RECORDS FOR THIS TASK >>
--- Start ---

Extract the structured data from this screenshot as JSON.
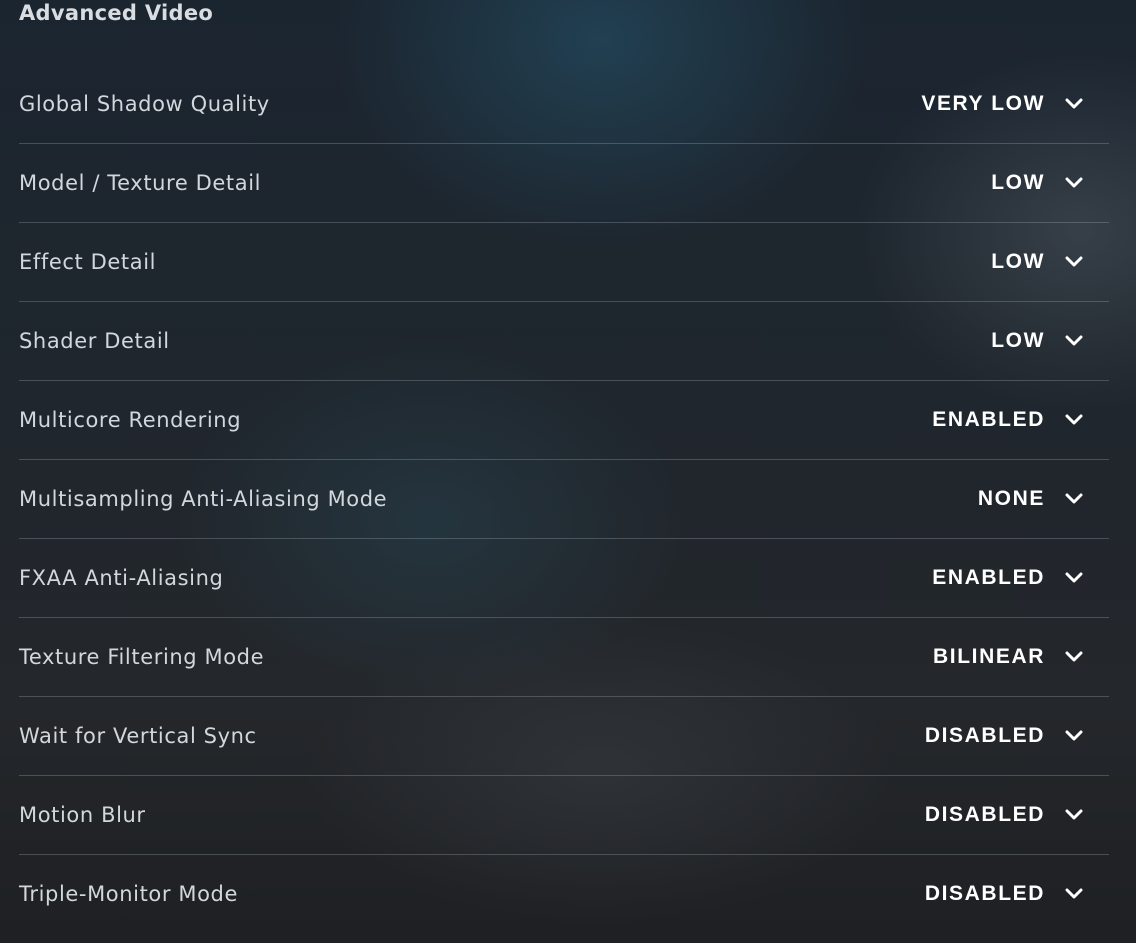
{
  "section": {
    "title": "Advanced Video"
  },
  "settings": [
    {
      "label": "Global Shadow Quality",
      "value": "VERY LOW",
      "icon": "chevron-down-icon"
    },
    {
      "label": "Model / Texture Detail",
      "value": "LOW",
      "icon": "chevron-down-icon"
    },
    {
      "label": "Effect Detail",
      "value": "LOW",
      "icon": "chevron-down-icon"
    },
    {
      "label": "Shader Detail",
      "value": "LOW",
      "icon": "chevron-down-icon"
    },
    {
      "label": "Multicore Rendering",
      "value": "ENABLED",
      "icon": "chevron-down-icon"
    },
    {
      "label": "Multisampling Anti-Aliasing Mode",
      "value": "NONE",
      "icon": "chevron-down-icon"
    },
    {
      "label": "FXAA Anti-Aliasing",
      "value": "ENABLED",
      "icon": "chevron-down-icon"
    },
    {
      "label": "Texture Filtering Mode",
      "value": "BILINEAR",
      "icon": "chevron-down-icon"
    },
    {
      "label": "Wait for Vertical Sync",
      "value": "DISABLED",
      "icon": "chevron-down-icon"
    },
    {
      "label": "Motion Blur",
      "value": "DISABLED",
      "icon": "chevron-down-icon"
    },
    {
      "label": "Triple-Monitor Mode",
      "value": "DISABLED",
      "icon": "chevron-down-icon"
    }
  ],
  "colors": {
    "text": "#d2d7dc",
    "value": "#ffffff",
    "divider": "#5a6068"
  }
}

--- End ---

WRITTEN PROBLEM >> Pull out all lines of the data with the string "Detail".

SOLUTION FOR THIS PROBLEM >>
      "label": "Model / Texture Detail",
      "label": "Effect Detail",
      "label": "Shader Detail",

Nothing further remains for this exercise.